## [Stated problem]
Only the pictures stay out; every record is to be quoted exactly.
□ □ □ □ □
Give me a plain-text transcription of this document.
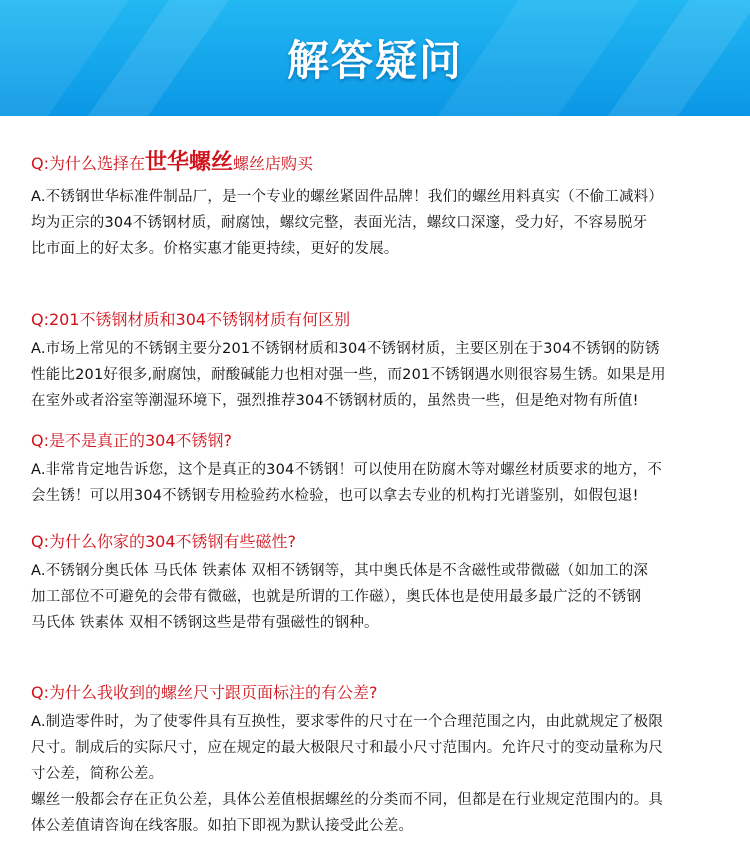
解答疑问
Q:为什么选择在世华螺丝螺丝店购买

A.不锈钢世华标准件制品厂，是一个专业的螺丝紧固件品牌！我们的螺丝用料真实（不偷工减料）

均为正宗的304不锈钢材质，耐腐蚀，螺纹完整，表面光洁，螺纹口深邃，受力好，不容易脱牙

比市面上的好太多。价格实惠才能更持续，更好的发展。

Q:201不锈钢材质和304不锈钢材质有何区别

A.市场上常见的不锈钢主要分201不锈钢材质和304不锈钢材质，主要区别在于304不锈钢的防锈

性能比201好很多,耐腐蚀，耐酸碱能力也相对强一些，而201不锈钢遇水则很容易生锈。如果是用

在室外或者浴室等潮湿环境下，强烈推荐304不锈钢材质的，虽然贵一些，但是绝对物有所值!

Q:是不是真正的304不锈钢?

A.非常肯定地告诉您，这个是真正的304不锈钢！可以使用在防腐木等对螺丝材质要求的地方，不

会生锈！可以用304不锈钢专用检验药水检验，也可以拿去专业的机构打光谱鉴别，如假包退!

Q:为什么你家的304不锈钢有些磁性?

A.不锈钢分奥氏体 马氏体 铁素体 双相不锈钢等，其中奥氏体是不含磁性或带微磁（如加工的深

加工部位不可避免的会带有微磁，也就是所谓的工作磁），奥氏体也是使用最多最广泛的不锈钢

马氏体 铁素体 双相不锈钢这些是带有强磁性的钢种。

Q:为什么我收到的螺丝尺寸跟页面标注的有公差?

A.制造零件时，为了使零件具有互换性，要求零件的尺寸在一个合理范围之内，由此就规定了极限

尺寸。制成后的实际尺寸，应在规定的最大极限尺寸和最小尺寸范围内。允许尺寸的变动量称为尺

寸公差，简称公差。

螺丝一般都会存在正负公差，具体公差值根据螺丝的分类而不同，但都是在行业规定范围内的。具

体公差值请咨询在线客服。如拍下即视为默认接受此公差。
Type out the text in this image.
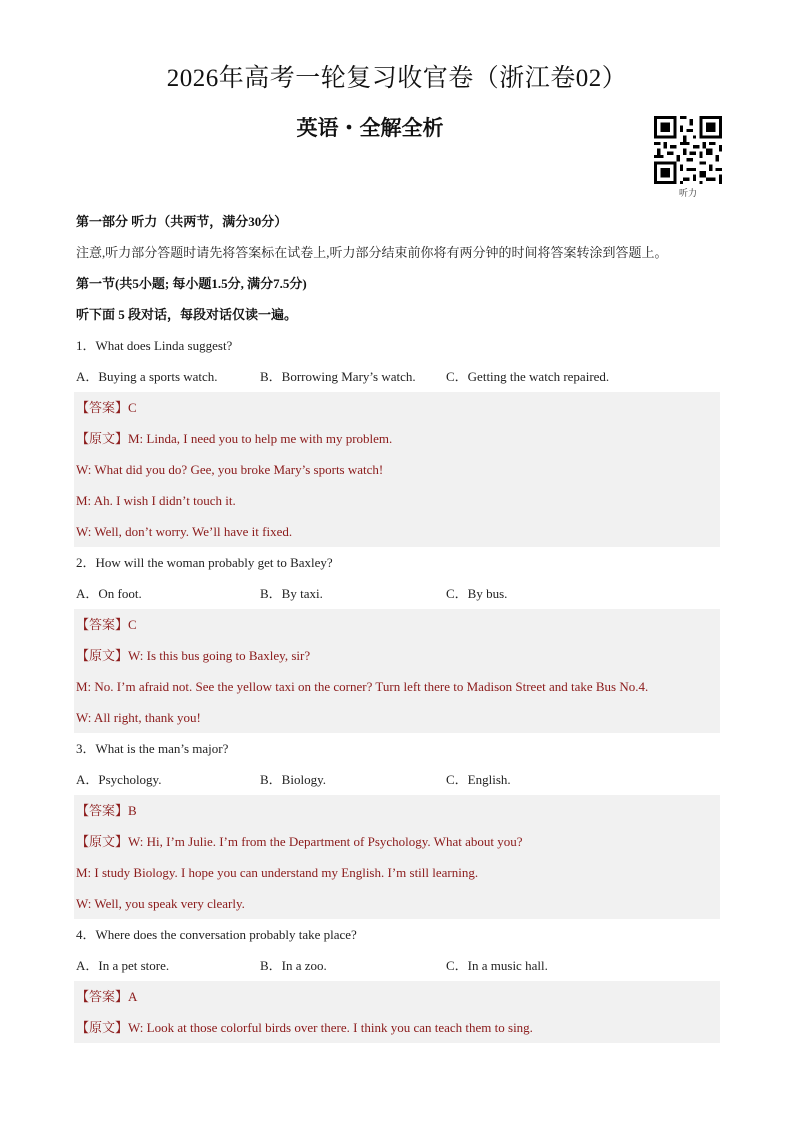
2026年高考一轮复习收官卷（浙江卷02）
英语・全解全析
听力
第一部分 听力（共两节，满分30分）
注意,听力部分答题时请先将答案标在试卷上,听力部分结束前你将有两分钟的时间将答案转涂到答题上。
第一节(共5小题; 每小题1.5分, 满分7.5分)
听下面 5 段对话，每段对话仅读一遍。
1．What does Linda suggest?
A．Buying a sports watch.	B．Borrowing Mary’s watch.	C．Getting the watch repaired.
【答案】C
【原文】M: Linda, I need you to help me with my problem.
W: What did you do? Gee, you broke Mary’s sports watch!
M: Ah. I wish I didn’t touch it.
W: Well, don’t worry. We’ll have it fixed.
2．How will the woman probably get to Baxley?
A．On foot.	B．By taxi.	C．By bus.
【答案】C
【原文】W: Is this bus going to Baxley, sir?
M: No. I’m afraid not. See the yellow taxi on the corner? Turn left there to Madison Street and take Bus No.4.
W: All right, thank you!
3．What is the man’s major?
A．Psychology.	B．Biology.	C．English.
【答案】B
【原文】W: Hi, I’m Julie. I’m from the Department of Psychology. What about you?
M: I study Biology. I hope you can understand my English. I’m still learning.
W: Well, you speak very clearly.
4．Where does the conversation probably take place?
A．In a pet store.	B．In a zoo.	C．In a music hall.
【答案】A
【原文】W: Look at those colorful birds over there. I think you can teach them to sing.
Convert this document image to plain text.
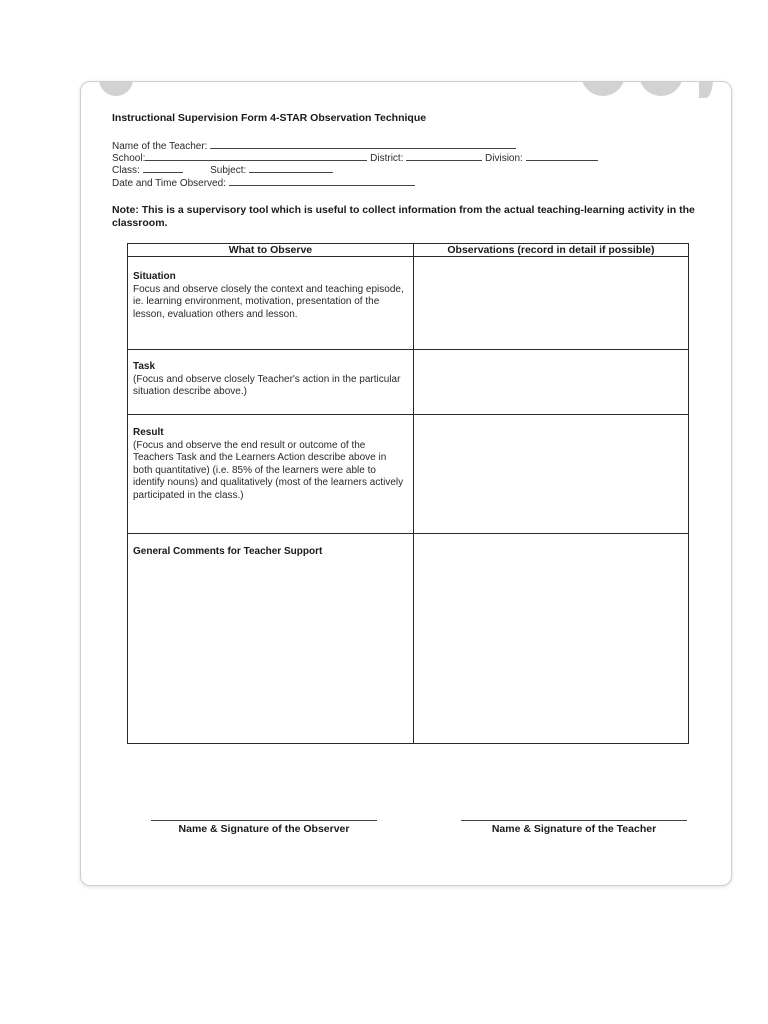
Instructional Supervision Form 4-STAR Observation Technique
Name of the Teacher:
School:	District:	Division:
Class:	Subject:
Date and Time Observed:
Note: This is a supervisory tool which is useful to collect information from the actual teaching-learning activity in the classroom.
What to Observe	Observations (record in detail if possible)

Situation
Focus and observe closely the context and teaching episode, ie. learning environment, motivation, presentation of the lesson, evaluation others and lesson.	

Task
(Focus and observe closely Teacher's action in the particular situation describe above.)	

Result
(Focus and observe the end result or outcome of the Teachers Task and the Learners Action describe above in both quantitative) (i.e. 85% of the learners were able to identify nouns) and qualitatively (most of the learners actively participated in the class.)	

General Comments for Teacher Support	

Name & Signature of the Observer	Name & Signature of the Teacher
□ □ □ □ □
## [Answer]
Give me a plain-text transcription of this document.
解答疑问
Q:为什么选择在世华螺丝螺丝店购买

A.不锈钢世华标准件制品厂，是一个专业的螺丝紧固件品牌！我们的螺丝用料真实（不偷工减料）

均为正宗的304不锈钢材质，耐腐蚀，螺纹完整，表面光洁，螺纹口深邃，受力好，不容易脱牙

比市面上的好太多。价格实惠才能更持续，更好的发展。

Q:201不锈钢材质和304不锈钢材质有何区别

A.市场上常见的不锈钢主要分201不锈钢材质和304不锈钢材质，主要区别在于304不锈钢的防锈

性能比201好很多,耐腐蚀，耐酸碱能力也相对强一些，而201不锈钢遇水则很容易生锈。如果是用

在室外或者浴室等潮湿环境下，强烈推荐304不锈钢材质的，虽然贵一些，但是绝对物有所值!

Q:是不是真正的304不锈钢?

A.非常肯定地告诉您，这个是真正的304不锈钢！可以使用在防腐木等对螺丝材质要求的地方，不

会生锈！可以用304不锈钢专用检验药水检验，也可以拿去专业的机构打光谱鉴别，如假包退!

Q:为什么你家的304不锈钢有些磁性?

A.不锈钢分奥氏体 马氏体 铁素体 双相不锈钢等，其中奥氏体是不含磁性或带微磁（如加工的深

加工部位不可避免的会带有微磁，也就是所谓的工作磁），奥氏体也是使用最多最广泛的不锈钢

马氏体 铁素体 双相不锈钢这些是带有强磁性的钢种。

Q:为什么我收到的螺丝尺寸跟页面标注的有公差?

A.制造零件时，为了使零件具有互换性，要求零件的尺寸在一个合理范围之内，由此就规定了极限

尺寸。制成后的实际尺寸，应在规定的最大极限尺寸和最小尺寸范围内。允许尺寸的变动量称为尺

寸公差，简称公差。

螺丝一般都会存在正负公差，具体公差值根据螺丝的分类而不同，但都是在行业规定范围内的。具

体公差值请咨询在线客服。如拍下即视为默认接受此公差。
Type out the text in this image.
2026年高考一轮复习收官卷（浙江卷02）
英语・全解全析
听力
第一部分 听力（共两节，满分30分）
注意,听力部分答题时请先将答案标在试卷上,听力部分结束前你将有两分钟的时间将答案转涂到答题上。
第一节(共5小题; 每小题1.5分, 满分7.5分)
听下面 5 段对话，每段对话仅读一遍。
1．What does Linda suggest?
A．Buying a sports watch.	B．Borrowing Mary’s watch.	C．Getting the watch repaired.
【答案】C
【原文】M: Linda, I need you to help me with my problem.
W: What did you do? Gee, you broke Mary’s sports watch!
M: Ah. I wish I didn’t touch it.
W: Well, don’t worry. We’ll have it fixed.
2．How will the woman probably get to Baxley?
A．On foot.	B．By taxi.	C．By bus.
【答案】C
【原文】W: Is this bus going to Baxley, sir?
M: No. I’m afraid not. See the yellow taxi on the corner? Turn left there to Madison Street and take Bus No.4.
W: All right, thank you!
3．What is the man’s major?
A．Psychology.	B．Biology.	C．English.
【答案】B
【原文】W: Hi, I’m Julie. I’m from the Department of Psychology. What about you?
M: I study Biology. I hope you can understand my English. I’m still learning.
W: Well, you speak very clearly.
4．Where does the conversation probably take place?
A．In a pet store.	B．In a zoo.	C．In a music hall.
【答案】A
【原文】W: Look at those colorful birds over there. I think you can teach them to sing.
Convert this document image to plain text.
Instructional Supervision Form 4-STAR Observation Technique
Name of the Teacher:
School:	District:	Division:
Class:	Subject:
Date and Time Observed:
Note: This is a supervisory tool which is useful to collect information from the actual teaching-learning activity in the classroom.
What to Observe	Observations (record in detail if possible)

Situation
Focus and observe closely the context and teaching episode, ie. learning environment, motivation, presentation of the lesson, evaluation others and lesson.	

Task
(Focus and observe closely Teacher's action in the particular situation describe above.)	

Result
(Focus and observe the end result or outcome of the Teachers Task and the Learners Action describe above in both quantitative) (i.e. 85% of the learners were able to identify nouns) and qualitatively (most of the learners actively participated in the class.)	

General Comments for Teacher Support	

Name & Signature of the Observer	Name & Signature of the Teacher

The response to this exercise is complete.